Required task: Below is some material; transcribe all of it exactly.

Stored rows:
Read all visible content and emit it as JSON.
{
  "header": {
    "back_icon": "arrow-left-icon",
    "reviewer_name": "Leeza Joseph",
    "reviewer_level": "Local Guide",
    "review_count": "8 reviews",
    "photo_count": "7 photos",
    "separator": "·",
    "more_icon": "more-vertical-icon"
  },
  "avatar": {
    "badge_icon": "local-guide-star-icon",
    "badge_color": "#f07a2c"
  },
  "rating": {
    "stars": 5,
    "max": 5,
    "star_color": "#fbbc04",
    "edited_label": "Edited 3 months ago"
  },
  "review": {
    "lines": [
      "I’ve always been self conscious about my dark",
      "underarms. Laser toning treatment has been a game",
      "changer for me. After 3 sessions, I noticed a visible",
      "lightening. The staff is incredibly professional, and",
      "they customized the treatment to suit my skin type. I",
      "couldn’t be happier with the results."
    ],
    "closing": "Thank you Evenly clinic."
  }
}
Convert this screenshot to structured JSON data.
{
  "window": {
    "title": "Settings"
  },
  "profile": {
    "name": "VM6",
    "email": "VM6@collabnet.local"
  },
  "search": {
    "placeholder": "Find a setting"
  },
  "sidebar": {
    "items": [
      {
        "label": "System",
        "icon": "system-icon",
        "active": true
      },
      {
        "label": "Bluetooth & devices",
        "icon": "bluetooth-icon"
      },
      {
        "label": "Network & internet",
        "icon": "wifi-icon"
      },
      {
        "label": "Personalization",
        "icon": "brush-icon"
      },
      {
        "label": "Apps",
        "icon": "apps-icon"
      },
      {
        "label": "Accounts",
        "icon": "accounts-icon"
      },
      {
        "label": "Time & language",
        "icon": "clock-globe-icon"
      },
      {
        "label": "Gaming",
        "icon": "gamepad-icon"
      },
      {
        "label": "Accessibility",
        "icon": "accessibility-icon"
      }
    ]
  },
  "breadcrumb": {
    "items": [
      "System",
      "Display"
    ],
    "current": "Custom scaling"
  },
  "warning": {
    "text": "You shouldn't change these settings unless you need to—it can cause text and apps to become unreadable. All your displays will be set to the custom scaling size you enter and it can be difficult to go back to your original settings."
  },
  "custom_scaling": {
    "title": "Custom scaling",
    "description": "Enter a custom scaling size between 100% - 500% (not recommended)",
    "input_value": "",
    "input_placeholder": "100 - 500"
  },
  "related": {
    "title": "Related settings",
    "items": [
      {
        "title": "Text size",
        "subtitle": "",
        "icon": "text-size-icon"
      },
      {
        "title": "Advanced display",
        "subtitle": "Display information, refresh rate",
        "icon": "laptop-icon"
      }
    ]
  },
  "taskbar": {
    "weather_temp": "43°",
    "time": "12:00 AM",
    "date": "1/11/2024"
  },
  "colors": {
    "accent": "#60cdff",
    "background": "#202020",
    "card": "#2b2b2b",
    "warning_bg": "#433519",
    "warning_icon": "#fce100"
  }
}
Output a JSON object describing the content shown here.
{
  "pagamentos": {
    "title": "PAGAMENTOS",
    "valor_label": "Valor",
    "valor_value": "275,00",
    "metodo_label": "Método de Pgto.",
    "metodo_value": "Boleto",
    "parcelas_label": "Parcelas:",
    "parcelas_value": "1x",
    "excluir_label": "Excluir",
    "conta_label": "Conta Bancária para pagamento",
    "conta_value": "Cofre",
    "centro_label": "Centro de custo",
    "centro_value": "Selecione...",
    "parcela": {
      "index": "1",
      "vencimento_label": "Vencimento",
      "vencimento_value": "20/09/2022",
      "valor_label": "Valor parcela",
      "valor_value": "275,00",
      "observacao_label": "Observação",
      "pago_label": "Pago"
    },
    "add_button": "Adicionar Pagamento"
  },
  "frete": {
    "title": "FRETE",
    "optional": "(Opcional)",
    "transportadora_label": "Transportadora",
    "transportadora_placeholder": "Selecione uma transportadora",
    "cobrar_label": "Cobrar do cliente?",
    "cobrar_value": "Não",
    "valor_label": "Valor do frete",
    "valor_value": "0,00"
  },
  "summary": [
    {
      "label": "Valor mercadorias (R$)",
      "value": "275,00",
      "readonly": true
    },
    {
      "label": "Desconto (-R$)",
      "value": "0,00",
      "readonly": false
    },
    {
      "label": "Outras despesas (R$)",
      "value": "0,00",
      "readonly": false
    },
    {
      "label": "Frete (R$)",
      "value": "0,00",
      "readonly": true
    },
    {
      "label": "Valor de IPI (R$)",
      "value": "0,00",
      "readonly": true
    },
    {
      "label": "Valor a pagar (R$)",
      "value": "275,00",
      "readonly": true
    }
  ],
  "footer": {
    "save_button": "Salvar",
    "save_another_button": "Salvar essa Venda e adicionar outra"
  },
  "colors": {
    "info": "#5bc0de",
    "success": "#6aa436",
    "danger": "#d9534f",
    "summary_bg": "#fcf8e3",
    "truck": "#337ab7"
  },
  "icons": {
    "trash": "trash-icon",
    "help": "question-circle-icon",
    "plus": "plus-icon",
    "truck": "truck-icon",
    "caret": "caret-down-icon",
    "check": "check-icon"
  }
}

Task solution:
Read all visible content and emit it as JSON.
{
  "header": {
    "back_icon": "arrow-left-icon",
    "reviewer_name": "Leeza Joseph",
    "reviewer_level": "Local Guide",
    "review_count": "8 reviews",
    "photo_count": "7 photos",
    "separator": "·",
    "more_icon": "more-vertical-icon"
  },
  "avatar": {
    "badge_icon": "local-guide-star-icon",
    "badge_color": "#f07a2c"
  },
  "rating": {
    "stars": 5,
    "max": 5,
    "star_color": "#fbbc04",
    "edited_label": "Edited 3 months ago"
  },
  "review": {
    "lines": [
      "I’ve always been self conscious about my dark",
      "underarms. Laser toning treatment has been a game",
      "changer for me. After 3 sessions, I noticed a visible",
      "lightening. The staff is incredibly professional, and",
      "they customized the treatment to suit my skin type. I",
      "couldn’t be happier with the results."
    ],
    "closing": "Thank you Evenly clinic."
  }
}
Convert this screenshot to structured JSON data.
{
  "window": {
    "title": "Settings"
  },
  "profile": {
    "name": "VM6",
    "email": "VM6@collabnet.local"
  },
  "search": {
    "placeholder": "Find a setting"
  },
  "sidebar": {
    "items": [
      {
        "label": "System",
        "icon": "system-icon",
        "active": true
      },
      {
        "label": "Bluetooth & devices",
        "icon": "bluetooth-icon"
      },
      {
        "label": "Network & internet",
        "icon": "wifi-icon"
      },
      {
        "label": "Personalization",
        "icon": "brush-icon"
      },
      {
        "label": "Apps",
        "icon": "apps-icon"
      },
      {
        "label": "Accounts",
        "icon": "accounts-icon"
      },
      {
        "label": "Time & language",
        "icon": "clock-globe-icon"
      },
      {
        "label": "Gaming",
        "icon": "gamepad-icon"
      },
      {
        "label": "Accessibility",
        "icon": "accessibility-icon"
      }
    ]
  },
  "breadcrumb": {
    "items": [
      "System",
      "Display"
    ],
    "current": "Custom scaling"
  },
  "warning": {
    "text": "You shouldn't change these settings unless you need to—it can cause text and apps to become unreadable. All your displays will be set to the custom scaling size you enter and it can be difficult to go back to your original settings."
  },
  "custom_scaling": {
    "title": "Custom scaling",
    "description": "Enter a custom scaling size between 100% - 500% (not recommended)",
    "input_value": "",
    "input_placeholder": "100 - 500"
  },
  "related": {
    "title": "Related settings",
    "items": [
      {
        "title": "Text size",
        "subtitle": "",
        "icon": "text-size-icon"
      },
      {
        "title": "Advanced display",
        "subtitle": "Display information, refresh rate",
        "icon": "laptop-icon"
      }
    ]
  },
  "taskbar": {
    "weather_temp": "43°",
    "time": "12:00 AM",
    "date": "1/11/2024"
  },
  "colors": {
    "accent": "#60cdff",
    "background": "#202020",
    "card": "#2b2b2b",
    "warning_bg": "#433519",
    "warning_icon": "#fce100"
  }
}
Output a JSON object describing the content shown here.
{
  "pagamentos": {
    "title": "PAGAMENTOS",
    "valor_label": "Valor",
    "valor_value": "275,00",
    "metodo_label": "Método de Pgto.",
    "metodo_value": "Boleto",
    "parcelas_label": "Parcelas:",
    "parcelas_value": "1x",
    "excluir_label": "Excluir",
    "conta_label": "Conta Bancária para pagamento",
    "conta_value": "Cofre",
    "centro_label": "Centro de custo",
    "centro_value": "Selecione...",
    "parcela": {
      "index": "1",
      "vencimento_label": "Vencimento",
      "vencimento_value": "20/09/2022",
      "valor_label": "Valor parcela",
      "valor_value": "275,00",
      "observacao_label": "Observação",
      "pago_label": "Pago"
    },
    "add_button": "Adicionar Pagamento"
  },
  "frete": {
    "title": "FRETE",
    "optional": "(Opcional)",
    "transportadora_label": "Transportadora",
    "transportadora_placeholder": "Selecione uma transportadora",
    "cobrar_label": "Cobrar do cliente?",
    "cobrar_value": "Não",
    "valor_label": "Valor do frete",
    "valor_value": "0,00"
  },
  "summary": [
    {
      "label": "Valor mercadorias (R$)",
      "value": "275,00",
      "readonly": true
    },
    {
      "label": "Desconto (-R$)",
      "value": "0,00",
      "readonly": false
    },
    {
      "label": "Outras despesas (R$)",
      "value": "0,00",
      "readonly": false
    },
    {
      "label": "Frete (R$)",
      "value": "0,00",
      "readonly": true
    },
    {
      "label": "Valor de IPI (R$)",
      "value": "0,00",
      "readonly": true
    },
    {
      "label": "Valor a pagar (R$)",
      "value": "275,00",
      "readonly": true
    }
  ],
  "footer": {
    "save_button": "Salvar",
    "save_another_button": "Salvar essa Venda e adicionar outra"
  },
  "colors": {
    "info": "#5bc0de",
    "success": "#6aa436",
    "danger": "#d9534f",
    "summary_bg": "#fcf8e3",
    "truck": "#337ab7"
  },
  "icons": {
    "trash": "trash-icon",
    "help": "question-circle-icon",
    "plus": "plus-icon",
    "truck": "truck-icon",
    "caret": "caret-down-icon",
    "check": "check-icon"
  }
}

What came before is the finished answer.